[Rows from a dataset]
>>>
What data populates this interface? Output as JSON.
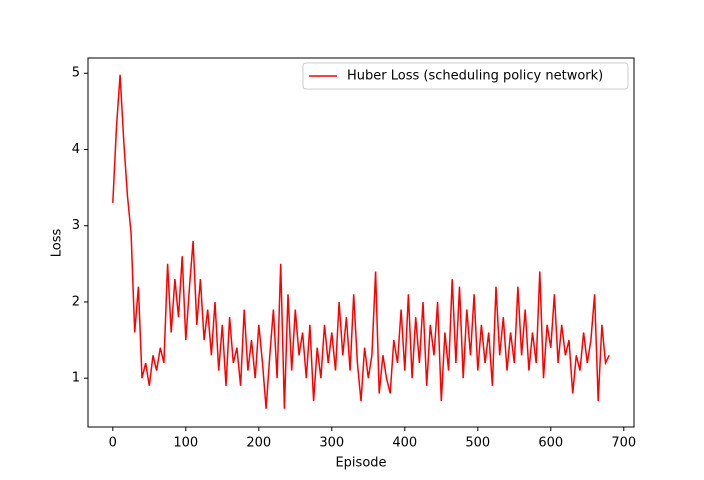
{
  "chart_data": {
    "type": "line",
    "xlabel": "Episode",
    "ylabel": "Loss",
    "legend": "upper right",
    "xlim": [
      -34,
      714
    ],
    "ylim": [
      0.36,
      5.2
    ],
    "xticks": [
      0,
      100,
      200,
      300,
      400,
      500,
      600,
      700
    ],
    "yticks": [
      1,
      2,
      3,
      4,
      5
    ],
    "x": [
      0,
      5,
      10,
      15,
      20,
      25,
      30,
      35,
      40,
      45,
      50,
      55,
      60,
      65,
      70,
      75,
      80,
      85,
      90,
      95,
      100,
      105,
      110,
      115,
      120,
      125,
      130,
      135,
      140,
      145,
      150,
      155,
      160,
      165,
      170,
      175,
      180,
      185,
      190,
      195,
      200,
      205,
      210,
      215,
      220,
      225,
      230,
      235,
      240,
      245,
      250,
      255,
      260,
      265,
      270,
      275,
      280,
      285,
      290,
      295,
      300,
      305,
      310,
      315,
      320,
      325,
      330,
      335,
      340,
      345,
      350,
      355,
      360,
      365,
      370,
      375,
      380,
      385,
      390,
      395,
      400,
      405,
      410,
      415,
      420,
      425,
      430,
      435,
      440,
      445,
      450,
      455,
      460,
      465,
      470,
      475,
      480,
      485,
      490,
      495,
      500,
      505,
      510,
      515,
      520,
      525,
      530,
      535,
      540,
      545,
      550,
      555,
      560,
      565,
      570,
      575,
      580,
      585,
      590,
      595,
      600,
      605,
      610,
      615,
      620,
      625,
      630,
      635,
      640,
      645,
      650,
      655,
      660,
      665,
      670,
      675,
      680
    ],
    "series": [
      {
        "name": "Huber Loss (scheduling policy network)",
        "color": "#ff0000",
        "values": [
          3.3,
          4.3,
          4.98,
          4.1,
          3.4,
          2.9,
          1.6,
          2.2,
          1.0,
          1.2,
          0.9,
          1.3,
          1.1,
          1.4,
          1.2,
          2.5,
          1.6,
          2.3,
          1.8,
          2.6,
          1.5,
          2.2,
          2.8,
          1.7,
          2.3,
          1.5,
          1.9,
          1.3,
          2.0,
          1.1,
          1.7,
          0.9,
          1.8,
          1.2,
          1.4,
          0.9,
          1.9,
          1.1,
          1.5,
          1.0,
          1.7,
          1.2,
          0.6,
          1.3,
          1.9,
          1.0,
          2.5,
          0.6,
          2.1,
          1.1,
          1.9,
          1.3,
          1.6,
          1.0,
          1.7,
          0.7,
          1.4,
          1.0,
          1.7,
          1.2,
          1.6,
          1.1,
          2.0,
          1.3,
          1.8,
          1.1,
          2.1,
          1.2,
          0.7,
          1.4,
          1.0,
          1.3,
          2.4,
          0.8,
          1.3,
          1.0,
          0.8,
          1.5,
          1.2,
          1.9,
          1.1,
          2.1,
          1.0,
          1.8,
          1.2,
          2.0,
          0.9,
          1.7,
          1.3,
          2.0,
          0.7,
          1.6,
          1.1,
          2.3,
          1.2,
          2.2,
          1.0,
          1.9,
          1.3,
          2.1,
          1.1,
          1.7,
          1.2,
          1.6,
          0.9,
          2.2,
          1.3,
          1.8,
          1.1,
          1.6,
          1.2,
          2.2,
          1.3,
          1.9,
          1.1,
          1.6,
          1.2,
          2.4,
          1.0,
          1.7,
          1.4,
          2.1,
          1.2,
          1.7,
          1.3,
          1.5,
          0.8,
          1.3,
          1.1,
          1.6,
          1.2,
          1.5,
          2.1,
          0.7,
          1.7,
          1.2,
          1.3
        ]
      }
    ]
  }
}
<<<
_Task description_. Transcribe the whole listing exactly. Pictures stay out of your copy.

_Written response_.
What data populates this interface? Output as JSON.
{
  "chart_data": {
    "type": "line",
    "xlabel": "Episode",
    "ylabel": "Loss",
    "legend": "upper right",
    "xlim": [
      -34,
      714
    ],
    "ylim": [
      0.36,
      5.2
    ],
    "xticks": [
      0,
      100,
      200,
      300,
      400,
      500,
      600,
      700
    ],
    "yticks": [
      1,
      2,
      3,
      4,
      5
    ],
    "x": [
      0,
      5,
      10,
      15,
      20,
      25,
      30,
      35,
      40,
      45,
      50,
      55,
      60,
      65,
      70,
      75,
      80,
      85,
      90,
      95,
      100,
      105,
      110,
      115,
      120,
      125,
      130,
      135,
      140,
      145,
      150,
      155,
      160,
      165,
      170,
      175,
      180,
      185,
      190,
      195,
      200,
      205,
      210,
      215,
      220,
      225,
      230,
      235,
      240,
      245,
      250,
      255,
      260,
      265,
      270,
      275,
      280,
      285,
      290,
      295,
      300,
      305,
      310,
      315,
      320,
      325,
      330,
      335,
      340,
      345,
      350,
      355,
      360,
      365,
      370,
      375,
      380,
      385,
      390,
      395,
      400,
      405,
      410,
      415,
      420,
      425,
      430,
      435,
      440,
      445,
      450,
      455,
      460,
      465,
      470,
      475,
      480,
      485,
      490,
      495,
      500,
      505,
      510,
      515,
      520,
      525,
      530,
      535,
      540,
      545,
      550,
      555,
      560,
      565,
      570,
      575,
      580,
      585,
      590,
      595,
      600,
      605,
      610,
      615,
      620,
      625,
      630,
      635,
      640,
      645,
      650,
      655,
      660,
      665,
      670,
      675,
      680
    ],
    "series": [
      {
        "name": "Huber Loss (scheduling policy network)",
        "color": "#ff0000",
        "values": [
          3.3,
          4.3,
          4.98,
          4.1,
          3.4,
          2.9,
          1.6,
          2.2,
          1.0,
          1.2,
          0.9,
          1.3,
          1.1,
          1.4,
          1.2,
          2.5,
          1.6,
          2.3,
          1.8,
          2.6,
          1.5,
          2.2,
          2.8,
          1.7,
          2.3,
          1.5,
          1.9,
          1.3,
          2.0,
          1.1,
          1.7,
          0.9,
          1.8,
          1.2,
          1.4,
          0.9,
          1.9,
          1.1,
          1.5,
          1.0,
          1.7,
          1.2,
          0.6,
          1.3,
          1.9,
          1.0,
          2.5,
          0.6,
          2.1,
          1.1,
          1.9,
          1.3,
          1.6,
          1.0,
          1.7,
          0.7,
          1.4,
          1.0,
          1.7,
          1.2,
          1.6,
          1.1,
          2.0,
          1.3,
          1.8,
          1.1,
          2.1,
          1.2,
          0.7,
          1.4,
          1.0,
          1.3,
          2.4,
          0.8,
          1.3,
          1.0,
          0.8,
          1.5,
          1.2,
          1.9,
          1.1,
          2.1,
          1.0,
          1.8,
          1.2,
          2.0,
          0.9,
          1.7,
          1.3,
          2.0,
          0.7,
          1.6,
          1.1,
          2.3,
          1.2,
          2.2,
          1.0,
          1.9,
          1.3,
          2.1,
          1.1,
          1.7,
          1.2,
          1.6,
          0.9,
          2.2,
          1.3,
          1.8,
          1.1,
          1.6,
          1.2,
          2.2,
          1.3,
          1.9,
          1.1,
          1.6,
          1.2,
          2.4,
          1.0,
          1.7,
          1.4,
          2.1,
          1.2,
          1.7,
          1.3,
          1.5,
          0.8,
          1.3,
          1.1,
          1.6,
          1.2,
          1.5,
          2.1,
          0.7,
          1.7,
          1.2,
          1.3
        ]
      }
    ]
  }
}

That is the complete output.